Problem => Wherever a line holds the string "Hier", copy that line.

::::::::::

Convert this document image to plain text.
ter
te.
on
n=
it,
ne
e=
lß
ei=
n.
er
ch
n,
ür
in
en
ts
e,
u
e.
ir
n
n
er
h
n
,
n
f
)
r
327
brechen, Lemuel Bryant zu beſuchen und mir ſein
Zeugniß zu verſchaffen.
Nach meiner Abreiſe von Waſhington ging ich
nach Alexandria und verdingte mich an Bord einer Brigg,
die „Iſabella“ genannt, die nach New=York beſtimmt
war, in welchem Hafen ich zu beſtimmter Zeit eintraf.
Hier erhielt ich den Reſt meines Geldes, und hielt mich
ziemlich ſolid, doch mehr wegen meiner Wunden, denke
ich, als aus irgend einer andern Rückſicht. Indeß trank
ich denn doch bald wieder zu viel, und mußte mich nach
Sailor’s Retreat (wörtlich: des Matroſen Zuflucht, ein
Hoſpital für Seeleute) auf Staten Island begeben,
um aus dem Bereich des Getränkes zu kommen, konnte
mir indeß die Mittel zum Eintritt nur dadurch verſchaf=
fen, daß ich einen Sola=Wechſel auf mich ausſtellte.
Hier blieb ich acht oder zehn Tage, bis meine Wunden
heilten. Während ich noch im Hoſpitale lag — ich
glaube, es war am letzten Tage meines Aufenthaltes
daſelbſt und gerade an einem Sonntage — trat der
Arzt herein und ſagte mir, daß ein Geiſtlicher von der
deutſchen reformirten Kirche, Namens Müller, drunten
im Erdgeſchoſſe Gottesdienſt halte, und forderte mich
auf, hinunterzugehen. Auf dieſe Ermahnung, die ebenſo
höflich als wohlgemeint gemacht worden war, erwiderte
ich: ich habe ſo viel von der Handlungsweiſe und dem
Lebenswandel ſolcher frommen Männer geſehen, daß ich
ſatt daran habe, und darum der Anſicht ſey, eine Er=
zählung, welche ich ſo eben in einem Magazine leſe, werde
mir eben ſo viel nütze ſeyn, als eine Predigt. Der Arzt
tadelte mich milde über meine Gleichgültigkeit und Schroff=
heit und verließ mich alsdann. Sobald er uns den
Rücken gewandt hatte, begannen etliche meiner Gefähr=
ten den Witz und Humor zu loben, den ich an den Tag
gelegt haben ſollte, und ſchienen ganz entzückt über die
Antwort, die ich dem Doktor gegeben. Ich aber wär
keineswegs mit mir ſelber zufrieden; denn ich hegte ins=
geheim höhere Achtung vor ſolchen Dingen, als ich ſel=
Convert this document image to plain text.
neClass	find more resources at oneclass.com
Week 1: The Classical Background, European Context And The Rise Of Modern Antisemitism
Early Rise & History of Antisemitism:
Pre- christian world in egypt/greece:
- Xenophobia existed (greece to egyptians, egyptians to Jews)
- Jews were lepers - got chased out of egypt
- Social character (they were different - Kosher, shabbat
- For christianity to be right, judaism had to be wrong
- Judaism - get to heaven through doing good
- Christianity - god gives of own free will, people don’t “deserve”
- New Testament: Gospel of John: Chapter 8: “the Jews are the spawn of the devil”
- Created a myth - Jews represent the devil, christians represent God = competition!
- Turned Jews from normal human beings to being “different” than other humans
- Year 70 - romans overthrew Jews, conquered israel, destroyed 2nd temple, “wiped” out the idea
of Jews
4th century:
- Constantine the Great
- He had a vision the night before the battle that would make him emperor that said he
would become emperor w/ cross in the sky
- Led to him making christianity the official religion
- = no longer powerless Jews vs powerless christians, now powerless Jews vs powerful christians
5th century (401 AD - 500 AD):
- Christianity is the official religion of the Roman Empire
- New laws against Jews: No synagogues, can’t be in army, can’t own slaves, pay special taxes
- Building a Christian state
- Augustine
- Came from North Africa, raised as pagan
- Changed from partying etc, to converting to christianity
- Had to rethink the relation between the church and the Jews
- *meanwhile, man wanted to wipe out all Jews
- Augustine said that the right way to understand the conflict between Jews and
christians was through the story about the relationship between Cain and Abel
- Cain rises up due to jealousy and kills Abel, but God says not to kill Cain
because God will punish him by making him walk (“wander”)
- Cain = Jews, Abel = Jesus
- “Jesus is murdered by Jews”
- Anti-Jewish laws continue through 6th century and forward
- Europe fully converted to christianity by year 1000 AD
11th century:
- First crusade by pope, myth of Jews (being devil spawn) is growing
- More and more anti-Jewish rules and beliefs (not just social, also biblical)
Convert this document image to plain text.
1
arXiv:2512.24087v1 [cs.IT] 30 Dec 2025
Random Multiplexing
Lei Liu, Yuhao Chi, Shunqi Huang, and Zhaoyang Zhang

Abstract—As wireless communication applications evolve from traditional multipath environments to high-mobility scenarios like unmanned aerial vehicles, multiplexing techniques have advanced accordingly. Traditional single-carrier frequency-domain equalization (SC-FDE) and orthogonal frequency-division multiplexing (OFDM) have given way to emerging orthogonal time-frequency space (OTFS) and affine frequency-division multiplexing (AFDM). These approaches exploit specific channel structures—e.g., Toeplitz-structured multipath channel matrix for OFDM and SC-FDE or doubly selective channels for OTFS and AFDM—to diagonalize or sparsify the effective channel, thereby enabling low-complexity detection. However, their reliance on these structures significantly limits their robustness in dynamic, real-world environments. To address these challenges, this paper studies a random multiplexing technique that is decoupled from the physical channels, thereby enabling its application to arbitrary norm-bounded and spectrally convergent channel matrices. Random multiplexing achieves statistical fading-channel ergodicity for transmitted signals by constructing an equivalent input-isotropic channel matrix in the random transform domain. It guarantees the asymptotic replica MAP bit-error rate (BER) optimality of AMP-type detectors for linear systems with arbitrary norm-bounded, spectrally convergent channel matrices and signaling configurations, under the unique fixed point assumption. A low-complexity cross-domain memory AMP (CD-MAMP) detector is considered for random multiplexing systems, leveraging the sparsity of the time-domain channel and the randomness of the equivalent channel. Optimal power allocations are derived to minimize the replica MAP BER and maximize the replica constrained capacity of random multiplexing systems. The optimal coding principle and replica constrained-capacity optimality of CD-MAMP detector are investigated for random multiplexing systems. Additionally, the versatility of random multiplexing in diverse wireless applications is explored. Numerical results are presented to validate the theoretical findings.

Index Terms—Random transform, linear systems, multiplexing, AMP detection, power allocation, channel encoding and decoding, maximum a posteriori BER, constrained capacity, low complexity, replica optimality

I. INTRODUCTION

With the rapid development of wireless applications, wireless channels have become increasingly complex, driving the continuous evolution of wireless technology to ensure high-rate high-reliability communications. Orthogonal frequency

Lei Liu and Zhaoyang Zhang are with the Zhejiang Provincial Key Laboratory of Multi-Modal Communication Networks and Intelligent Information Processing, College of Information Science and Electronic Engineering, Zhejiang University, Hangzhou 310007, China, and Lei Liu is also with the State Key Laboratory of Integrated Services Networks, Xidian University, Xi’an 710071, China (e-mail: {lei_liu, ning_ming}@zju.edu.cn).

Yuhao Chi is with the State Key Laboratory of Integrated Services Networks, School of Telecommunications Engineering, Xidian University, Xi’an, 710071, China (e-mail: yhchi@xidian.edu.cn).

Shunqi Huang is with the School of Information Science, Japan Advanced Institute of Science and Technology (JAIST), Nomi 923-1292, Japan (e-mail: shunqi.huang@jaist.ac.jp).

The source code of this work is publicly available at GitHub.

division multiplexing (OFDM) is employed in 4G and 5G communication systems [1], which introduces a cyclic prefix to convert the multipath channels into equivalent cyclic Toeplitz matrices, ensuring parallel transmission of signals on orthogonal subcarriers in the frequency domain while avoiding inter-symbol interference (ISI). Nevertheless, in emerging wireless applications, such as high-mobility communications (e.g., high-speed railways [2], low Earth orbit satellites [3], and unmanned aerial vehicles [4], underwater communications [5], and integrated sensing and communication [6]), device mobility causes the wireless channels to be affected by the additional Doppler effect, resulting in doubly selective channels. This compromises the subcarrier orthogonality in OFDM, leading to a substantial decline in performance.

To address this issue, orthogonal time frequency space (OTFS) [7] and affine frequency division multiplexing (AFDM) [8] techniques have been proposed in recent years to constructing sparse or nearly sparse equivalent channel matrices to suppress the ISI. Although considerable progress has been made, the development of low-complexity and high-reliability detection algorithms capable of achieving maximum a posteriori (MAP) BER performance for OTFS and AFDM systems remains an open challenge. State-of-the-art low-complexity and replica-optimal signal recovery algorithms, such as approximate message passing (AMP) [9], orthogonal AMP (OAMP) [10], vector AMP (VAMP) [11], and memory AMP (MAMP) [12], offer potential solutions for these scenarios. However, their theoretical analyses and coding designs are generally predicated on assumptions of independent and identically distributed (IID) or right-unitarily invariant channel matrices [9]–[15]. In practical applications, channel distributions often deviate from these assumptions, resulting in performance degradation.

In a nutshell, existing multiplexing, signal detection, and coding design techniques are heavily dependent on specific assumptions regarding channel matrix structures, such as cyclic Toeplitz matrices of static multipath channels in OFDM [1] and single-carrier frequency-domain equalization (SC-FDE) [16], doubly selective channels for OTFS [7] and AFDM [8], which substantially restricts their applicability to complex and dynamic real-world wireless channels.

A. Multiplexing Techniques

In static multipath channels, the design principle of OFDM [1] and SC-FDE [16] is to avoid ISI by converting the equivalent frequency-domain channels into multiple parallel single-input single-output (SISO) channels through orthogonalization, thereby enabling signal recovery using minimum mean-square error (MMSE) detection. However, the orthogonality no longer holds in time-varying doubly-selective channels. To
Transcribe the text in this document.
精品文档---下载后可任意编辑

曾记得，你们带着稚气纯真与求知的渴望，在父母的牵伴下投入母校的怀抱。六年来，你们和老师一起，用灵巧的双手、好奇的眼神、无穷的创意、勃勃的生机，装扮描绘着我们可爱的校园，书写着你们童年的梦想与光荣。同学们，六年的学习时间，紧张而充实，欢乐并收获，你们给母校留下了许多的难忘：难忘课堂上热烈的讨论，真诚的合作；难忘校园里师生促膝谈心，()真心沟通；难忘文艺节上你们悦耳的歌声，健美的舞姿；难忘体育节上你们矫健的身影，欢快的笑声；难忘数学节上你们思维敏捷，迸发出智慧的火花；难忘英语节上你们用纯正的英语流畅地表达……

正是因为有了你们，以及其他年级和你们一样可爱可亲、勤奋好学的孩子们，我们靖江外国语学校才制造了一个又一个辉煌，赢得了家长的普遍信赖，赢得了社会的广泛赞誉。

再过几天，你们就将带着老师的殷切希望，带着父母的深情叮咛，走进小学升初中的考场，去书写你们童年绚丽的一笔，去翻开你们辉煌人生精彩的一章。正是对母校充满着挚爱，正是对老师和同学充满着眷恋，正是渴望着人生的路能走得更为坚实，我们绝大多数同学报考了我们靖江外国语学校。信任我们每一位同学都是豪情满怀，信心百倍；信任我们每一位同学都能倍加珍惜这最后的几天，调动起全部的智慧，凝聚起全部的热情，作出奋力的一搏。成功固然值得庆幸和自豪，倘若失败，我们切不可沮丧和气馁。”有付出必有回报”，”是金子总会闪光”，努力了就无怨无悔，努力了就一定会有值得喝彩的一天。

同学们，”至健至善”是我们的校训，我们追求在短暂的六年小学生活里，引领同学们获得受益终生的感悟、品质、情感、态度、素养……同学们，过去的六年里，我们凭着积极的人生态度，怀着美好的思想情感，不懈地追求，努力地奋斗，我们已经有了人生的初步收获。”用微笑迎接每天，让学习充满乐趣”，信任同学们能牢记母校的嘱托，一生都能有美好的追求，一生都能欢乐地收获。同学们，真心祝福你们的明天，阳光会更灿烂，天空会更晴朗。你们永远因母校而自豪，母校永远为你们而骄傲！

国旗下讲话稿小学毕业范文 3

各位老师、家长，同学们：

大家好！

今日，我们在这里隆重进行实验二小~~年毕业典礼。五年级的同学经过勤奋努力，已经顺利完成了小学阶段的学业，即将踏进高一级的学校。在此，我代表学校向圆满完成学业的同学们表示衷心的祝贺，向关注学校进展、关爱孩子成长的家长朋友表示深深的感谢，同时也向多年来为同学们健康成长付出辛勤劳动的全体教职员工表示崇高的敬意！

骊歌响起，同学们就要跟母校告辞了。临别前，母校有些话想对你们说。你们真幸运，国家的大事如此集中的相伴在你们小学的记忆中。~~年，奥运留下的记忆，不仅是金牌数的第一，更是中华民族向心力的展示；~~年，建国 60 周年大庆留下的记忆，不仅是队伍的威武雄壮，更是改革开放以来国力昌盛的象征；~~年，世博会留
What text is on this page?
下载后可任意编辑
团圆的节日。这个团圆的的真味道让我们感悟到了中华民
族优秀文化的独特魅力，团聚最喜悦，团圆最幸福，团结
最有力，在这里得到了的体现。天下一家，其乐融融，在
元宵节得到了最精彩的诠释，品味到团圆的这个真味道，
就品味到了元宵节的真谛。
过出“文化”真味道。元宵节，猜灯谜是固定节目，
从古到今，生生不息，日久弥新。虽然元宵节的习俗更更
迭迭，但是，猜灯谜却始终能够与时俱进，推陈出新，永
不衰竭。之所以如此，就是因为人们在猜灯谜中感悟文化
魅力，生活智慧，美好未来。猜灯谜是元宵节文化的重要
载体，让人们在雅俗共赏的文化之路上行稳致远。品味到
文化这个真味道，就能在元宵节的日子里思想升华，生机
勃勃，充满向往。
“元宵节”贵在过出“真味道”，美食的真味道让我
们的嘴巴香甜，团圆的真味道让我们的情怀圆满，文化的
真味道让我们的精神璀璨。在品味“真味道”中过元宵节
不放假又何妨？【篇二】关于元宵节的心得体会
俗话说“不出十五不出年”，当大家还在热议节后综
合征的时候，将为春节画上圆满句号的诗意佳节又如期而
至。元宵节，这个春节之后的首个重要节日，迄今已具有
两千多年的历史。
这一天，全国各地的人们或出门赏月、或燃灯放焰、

::::::::::

Response for this exercise =>
Hier erhielt ich den Reſt meines Geldes, und hielt mich
Hier blieb ich acht oder zehn Tage, bis meine Wunden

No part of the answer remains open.